→ **DATA FOR THIS EXERCISE**
* * *
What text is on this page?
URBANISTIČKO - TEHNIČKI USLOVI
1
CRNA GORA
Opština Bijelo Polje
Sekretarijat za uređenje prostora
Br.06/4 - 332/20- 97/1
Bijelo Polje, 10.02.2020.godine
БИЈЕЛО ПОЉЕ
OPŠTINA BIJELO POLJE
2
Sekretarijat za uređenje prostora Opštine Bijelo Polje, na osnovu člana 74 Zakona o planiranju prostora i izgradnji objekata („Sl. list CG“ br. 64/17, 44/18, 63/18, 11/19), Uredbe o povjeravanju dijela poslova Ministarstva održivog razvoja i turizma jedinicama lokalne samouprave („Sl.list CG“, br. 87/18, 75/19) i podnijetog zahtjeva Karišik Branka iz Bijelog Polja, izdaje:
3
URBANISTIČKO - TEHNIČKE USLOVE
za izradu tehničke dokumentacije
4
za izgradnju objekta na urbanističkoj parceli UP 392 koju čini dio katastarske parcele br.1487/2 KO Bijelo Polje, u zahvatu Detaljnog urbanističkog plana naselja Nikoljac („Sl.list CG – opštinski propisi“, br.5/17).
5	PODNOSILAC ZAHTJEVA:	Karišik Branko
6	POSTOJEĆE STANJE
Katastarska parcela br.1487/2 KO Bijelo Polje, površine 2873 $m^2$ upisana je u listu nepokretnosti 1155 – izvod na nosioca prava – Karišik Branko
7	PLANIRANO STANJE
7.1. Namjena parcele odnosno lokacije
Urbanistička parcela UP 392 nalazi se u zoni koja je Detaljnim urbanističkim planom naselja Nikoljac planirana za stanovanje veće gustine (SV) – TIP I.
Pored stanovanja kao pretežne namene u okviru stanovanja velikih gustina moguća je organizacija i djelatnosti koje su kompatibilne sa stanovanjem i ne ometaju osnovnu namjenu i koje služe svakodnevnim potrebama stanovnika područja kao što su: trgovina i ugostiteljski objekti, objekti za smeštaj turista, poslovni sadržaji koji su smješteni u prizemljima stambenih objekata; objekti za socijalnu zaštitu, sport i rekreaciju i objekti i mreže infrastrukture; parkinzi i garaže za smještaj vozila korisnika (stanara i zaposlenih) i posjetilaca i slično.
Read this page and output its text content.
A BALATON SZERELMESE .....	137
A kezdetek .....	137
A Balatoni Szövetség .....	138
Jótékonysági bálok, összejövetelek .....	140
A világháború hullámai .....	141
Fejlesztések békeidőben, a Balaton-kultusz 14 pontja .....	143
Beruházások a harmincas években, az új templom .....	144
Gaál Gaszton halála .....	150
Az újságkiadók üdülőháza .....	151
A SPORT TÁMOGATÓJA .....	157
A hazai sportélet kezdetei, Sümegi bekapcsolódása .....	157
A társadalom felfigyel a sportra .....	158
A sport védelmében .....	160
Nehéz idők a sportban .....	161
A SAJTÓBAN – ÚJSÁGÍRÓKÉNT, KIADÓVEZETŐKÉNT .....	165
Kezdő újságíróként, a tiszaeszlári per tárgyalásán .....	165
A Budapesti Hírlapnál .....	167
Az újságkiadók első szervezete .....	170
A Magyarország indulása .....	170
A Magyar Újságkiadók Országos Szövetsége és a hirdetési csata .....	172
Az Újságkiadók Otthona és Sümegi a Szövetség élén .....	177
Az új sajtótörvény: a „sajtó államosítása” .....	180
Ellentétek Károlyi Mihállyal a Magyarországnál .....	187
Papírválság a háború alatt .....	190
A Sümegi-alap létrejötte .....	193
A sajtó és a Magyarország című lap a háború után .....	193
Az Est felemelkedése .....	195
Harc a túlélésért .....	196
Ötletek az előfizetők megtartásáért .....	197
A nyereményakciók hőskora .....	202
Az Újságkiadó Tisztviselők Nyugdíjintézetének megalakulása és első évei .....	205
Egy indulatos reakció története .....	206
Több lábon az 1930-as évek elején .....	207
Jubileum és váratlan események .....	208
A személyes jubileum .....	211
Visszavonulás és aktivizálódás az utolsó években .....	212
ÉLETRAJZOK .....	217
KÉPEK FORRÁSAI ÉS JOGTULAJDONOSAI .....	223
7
* * *
→ **DIRECTIVE**
Where a line of the records above holds the word "években", copy that line.

→ **THE REPLY**
Beruházások a harmincas években, az új templom .....	144
Visszavonulás és aktivizálódás az utolsó években .....	212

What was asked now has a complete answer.